§ Task brief
Skip the images. Copy the records exactly as written.

(Extracted records)

## BEGIN

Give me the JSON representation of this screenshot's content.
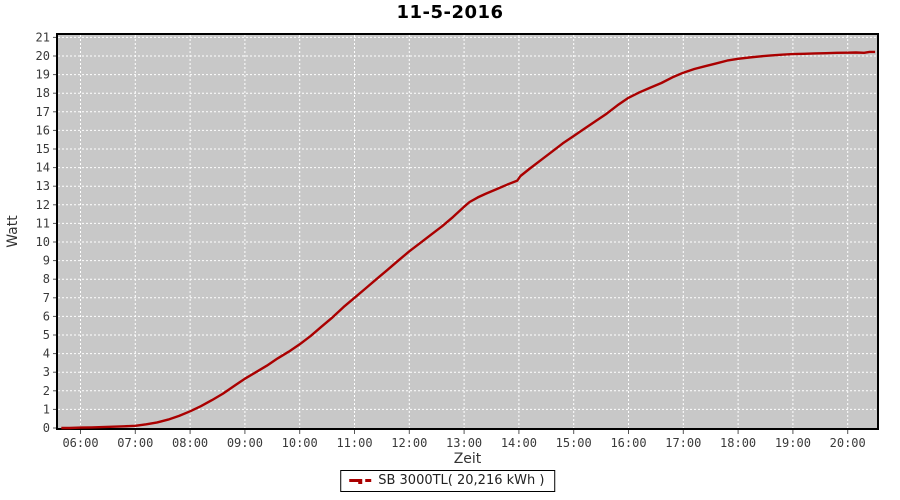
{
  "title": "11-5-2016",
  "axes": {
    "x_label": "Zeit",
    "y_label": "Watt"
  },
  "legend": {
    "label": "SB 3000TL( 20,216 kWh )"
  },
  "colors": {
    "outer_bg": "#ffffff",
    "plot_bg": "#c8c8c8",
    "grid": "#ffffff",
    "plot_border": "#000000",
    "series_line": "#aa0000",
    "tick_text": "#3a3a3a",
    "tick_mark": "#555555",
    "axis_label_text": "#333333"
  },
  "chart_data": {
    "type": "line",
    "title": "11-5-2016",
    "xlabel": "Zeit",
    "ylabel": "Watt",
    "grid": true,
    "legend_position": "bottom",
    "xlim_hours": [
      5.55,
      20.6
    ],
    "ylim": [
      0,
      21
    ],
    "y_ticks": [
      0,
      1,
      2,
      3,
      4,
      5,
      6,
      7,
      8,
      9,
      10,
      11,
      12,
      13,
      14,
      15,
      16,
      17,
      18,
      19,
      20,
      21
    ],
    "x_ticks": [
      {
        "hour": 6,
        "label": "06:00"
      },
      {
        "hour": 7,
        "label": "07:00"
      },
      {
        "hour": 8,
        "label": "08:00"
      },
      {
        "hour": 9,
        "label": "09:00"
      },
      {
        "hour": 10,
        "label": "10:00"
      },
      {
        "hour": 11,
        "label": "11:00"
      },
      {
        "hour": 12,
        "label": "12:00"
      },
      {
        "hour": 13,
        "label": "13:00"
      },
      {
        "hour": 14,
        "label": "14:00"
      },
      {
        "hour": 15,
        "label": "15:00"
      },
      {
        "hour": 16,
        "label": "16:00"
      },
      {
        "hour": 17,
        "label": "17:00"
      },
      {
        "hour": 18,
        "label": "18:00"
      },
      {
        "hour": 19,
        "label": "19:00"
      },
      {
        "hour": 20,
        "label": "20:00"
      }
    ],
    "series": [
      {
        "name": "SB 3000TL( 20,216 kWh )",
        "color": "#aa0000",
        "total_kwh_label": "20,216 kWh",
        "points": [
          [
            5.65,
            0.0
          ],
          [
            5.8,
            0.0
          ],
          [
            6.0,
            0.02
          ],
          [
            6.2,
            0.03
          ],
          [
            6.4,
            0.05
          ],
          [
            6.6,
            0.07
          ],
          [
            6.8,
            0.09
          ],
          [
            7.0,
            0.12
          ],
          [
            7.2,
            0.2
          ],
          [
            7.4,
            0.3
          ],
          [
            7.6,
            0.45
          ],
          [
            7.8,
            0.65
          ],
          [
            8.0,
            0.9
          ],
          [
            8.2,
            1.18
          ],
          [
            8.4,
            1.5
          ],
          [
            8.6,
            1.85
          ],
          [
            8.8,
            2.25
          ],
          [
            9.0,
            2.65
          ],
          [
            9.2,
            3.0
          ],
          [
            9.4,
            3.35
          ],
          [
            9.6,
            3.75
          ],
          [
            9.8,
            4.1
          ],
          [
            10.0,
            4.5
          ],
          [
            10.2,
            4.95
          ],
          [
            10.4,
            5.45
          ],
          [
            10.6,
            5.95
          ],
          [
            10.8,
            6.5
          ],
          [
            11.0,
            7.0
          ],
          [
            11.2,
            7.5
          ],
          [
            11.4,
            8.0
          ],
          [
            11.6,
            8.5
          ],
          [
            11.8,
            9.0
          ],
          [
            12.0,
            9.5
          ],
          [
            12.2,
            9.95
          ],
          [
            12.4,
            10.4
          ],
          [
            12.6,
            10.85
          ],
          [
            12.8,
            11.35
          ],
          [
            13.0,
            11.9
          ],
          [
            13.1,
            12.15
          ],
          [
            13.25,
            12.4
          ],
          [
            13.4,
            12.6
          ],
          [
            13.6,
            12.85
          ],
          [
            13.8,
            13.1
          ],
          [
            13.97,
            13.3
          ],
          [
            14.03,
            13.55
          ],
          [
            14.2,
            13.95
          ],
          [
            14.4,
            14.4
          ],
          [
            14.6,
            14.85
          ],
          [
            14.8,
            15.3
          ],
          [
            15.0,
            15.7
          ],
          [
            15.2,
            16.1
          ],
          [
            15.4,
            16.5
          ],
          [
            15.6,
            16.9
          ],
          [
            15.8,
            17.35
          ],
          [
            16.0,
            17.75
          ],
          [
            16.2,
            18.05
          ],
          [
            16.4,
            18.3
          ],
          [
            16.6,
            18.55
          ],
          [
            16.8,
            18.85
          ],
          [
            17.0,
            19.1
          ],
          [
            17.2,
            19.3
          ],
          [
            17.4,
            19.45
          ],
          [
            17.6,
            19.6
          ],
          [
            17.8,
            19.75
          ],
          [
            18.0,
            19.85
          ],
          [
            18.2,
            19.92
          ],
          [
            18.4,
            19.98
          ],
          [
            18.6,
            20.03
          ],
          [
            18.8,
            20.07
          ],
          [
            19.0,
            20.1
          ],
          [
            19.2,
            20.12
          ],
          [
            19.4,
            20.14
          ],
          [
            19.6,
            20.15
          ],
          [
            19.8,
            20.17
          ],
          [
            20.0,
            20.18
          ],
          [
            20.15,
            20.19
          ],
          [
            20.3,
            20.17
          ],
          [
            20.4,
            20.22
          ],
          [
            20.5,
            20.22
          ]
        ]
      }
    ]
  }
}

## END

§ Exercise output
Give me the JSON representation of this screenshot's content.
{
  "title": "11-5-2016",
  "axes": {
    "x_label": "Zeit",
    "y_label": "Watt"
  },
  "legend": {
    "label": "SB 3000TL( 20,216 kWh )"
  },
  "colors": {
    "outer_bg": "#ffffff",
    "plot_bg": "#c8c8c8",
    "grid": "#ffffff",
    "plot_border": "#000000",
    "series_line": "#aa0000",
    "tick_text": "#3a3a3a",
    "tick_mark": "#555555",
    "axis_label_text": "#333333"
  },
  "chart_data": {
    "type": "line",
    "title": "11-5-2016",
    "xlabel": "Zeit",
    "ylabel": "Watt",
    "grid": true,
    "legend_position": "bottom",
    "xlim_hours": [
      5.55,
      20.6
    ],
    "ylim": [
      0,
      21
    ],
    "y_ticks": [
      0,
      1,
      2,
      3,
      4,
      5,
      6,
      7,
      8,
      9,
      10,
      11,
      12,
      13,
      14,
      15,
      16,
      17,
      18,
      19,
      20,
      21
    ],
    "x_ticks": [
      {
        "hour": 6,
        "label": "06:00"
      },
      {
        "hour": 7,
        "label": "07:00"
      },
      {
        "hour": 8,
        "label": "08:00"
      },
      {
        "hour": 9,
        "label": "09:00"
      },
      {
        "hour": 10,
        "label": "10:00"
      },
      {
        "hour": 11,
        "label": "11:00"
      },
      {
        "hour": 12,
        "label": "12:00"
      },
      {
        "hour": 13,
        "label": "13:00"
      },
      {
        "hour": 14,
        "label": "14:00"
      },
      {
        "hour": 15,
        "label": "15:00"
      },
      {
        "hour": 16,
        "label": "16:00"
      },
      {
        "hour": 17,
        "label": "17:00"
      },
      {
        "hour": 18,
        "label": "18:00"
      },
      {
        "hour": 19,
        "label": "19:00"
      },
      {
        "hour": 20,
        "label": "20:00"
      }
    ],
    "series": [
      {
        "name": "SB 3000TL( 20,216 kWh )",
        "color": "#aa0000",
        "total_kwh_label": "20,216 kWh",
        "points": [
          [
            5.65,
            0.0
          ],
          [
            5.8,
            0.0
          ],
          [
            6.0,
            0.02
          ],
          [
            6.2,
            0.03
          ],
          [
            6.4,
            0.05
          ],
          [
            6.6,
            0.07
          ],
          [
            6.8,
            0.09
          ],
          [
            7.0,
            0.12
          ],
          [
            7.2,
            0.2
          ],
          [
            7.4,
            0.3
          ],
          [
            7.6,
            0.45
          ],
          [
            7.8,
            0.65
          ],
          [
            8.0,
            0.9
          ],
          [
            8.2,
            1.18
          ],
          [
            8.4,
            1.5
          ],
          [
            8.6,
            1.85
          ],
          [
            8.8,
            2.25
          ],
          [
            9.0,
            2.65
          ],
          [
            9.2,
            3.0
          ],
          [
            9.4,
            3.35
          ],
          [
            9.6,
            3.75
          ],
          [
            9.8,
            4.1
          ],
          [
            10.0,
            4.5
          ],
          [
            10.2,
            4.95
          ],
          [
            10.4,
            5.45
          ],
          [
            10.6,
            5.95
          ],
          [
            10.8,
            6.5
          ],
          [
            11.0,
            7.0
          ],
          [
            11.2,
            7.5
          ],
          [
            11.4,
            8.0
          ],
          [
            11.6,
            8.5
          ],
          [
            11.8,
            9.0
          ],
          [
            12.0,
            9.5
          ],
          [
            12.2,
            9.95
          ],
          [
            12.4,
            10.4
          ],
          [
            12.6,
            10.85
          ],
          [
            12.8,
            11.35
          ],
          [
            13.0,
            11.9
          ],
          [
            13.1,
            12.15
          ],
          [
            13.25,
            12.4
          ],
          [
            13.4,
            12.6
          ],
          [
            13.6,
            12.85
          ],
          [
            13.8,
            13.1
          ],
          [
            13.97,
            13.3
          ],
          [
            14.03,
            13.55
          ],
          [
            14.2,
            13.95
          ],
          [
            14.4,
            14.4
          ],
          [
            14.6,
            14.85
          ],
          [
            14.8,
            15.3
          ],
          [
            15.0,
            15.7
          ],
          [
            15.2,
            16.1
          ],
          [
            15.4,
            16.5
          ],
          [
            15.6,
            16.9
          ],
          [
            15.8,
            17.35
          ],
          [
            16.0,
            17.75
          ],
          [
            16.2,
            18.05
          ],
          [
            16.4,
            18.3
          ],
          [
            16.6,
            18.55
          ],
          [
            16.8,
            18.85
          ],
          [
            17.0,
            19.1
          ],
          [
            17.2,
            19.3
          ],
          [
            17.4,
            19.45
          ],
          [
            17.6,
            19.6
          ],
          [
            17.8,
            19.75
          ],
          [
            18.0,
            19.85
          ],
          [
            18.2,
            19.92
          ],
          [
            18.4,
            19.98
          ],
          [
            18.6,
            20.03
          ],
          [
            18.8,
            20.07
          ],
          [
            19.0,
            20.1
          ],
          [
            19.2,
            20.12
          ],
          [
            19.4,
            20.14
          ],
          [
            19.6,
            20.15
          ],
          [
            19.8,
            20.17
          ],
          [
            20.0,
            20.18
          ],
          [
            20.15,
            20.19
          ],
          [
            20.3,
            20.17
          ],
          [
            20.4,
            20.22
          ],
          [
            20.5,
            20.22
          ]
        ]
      }
    ]
  }
}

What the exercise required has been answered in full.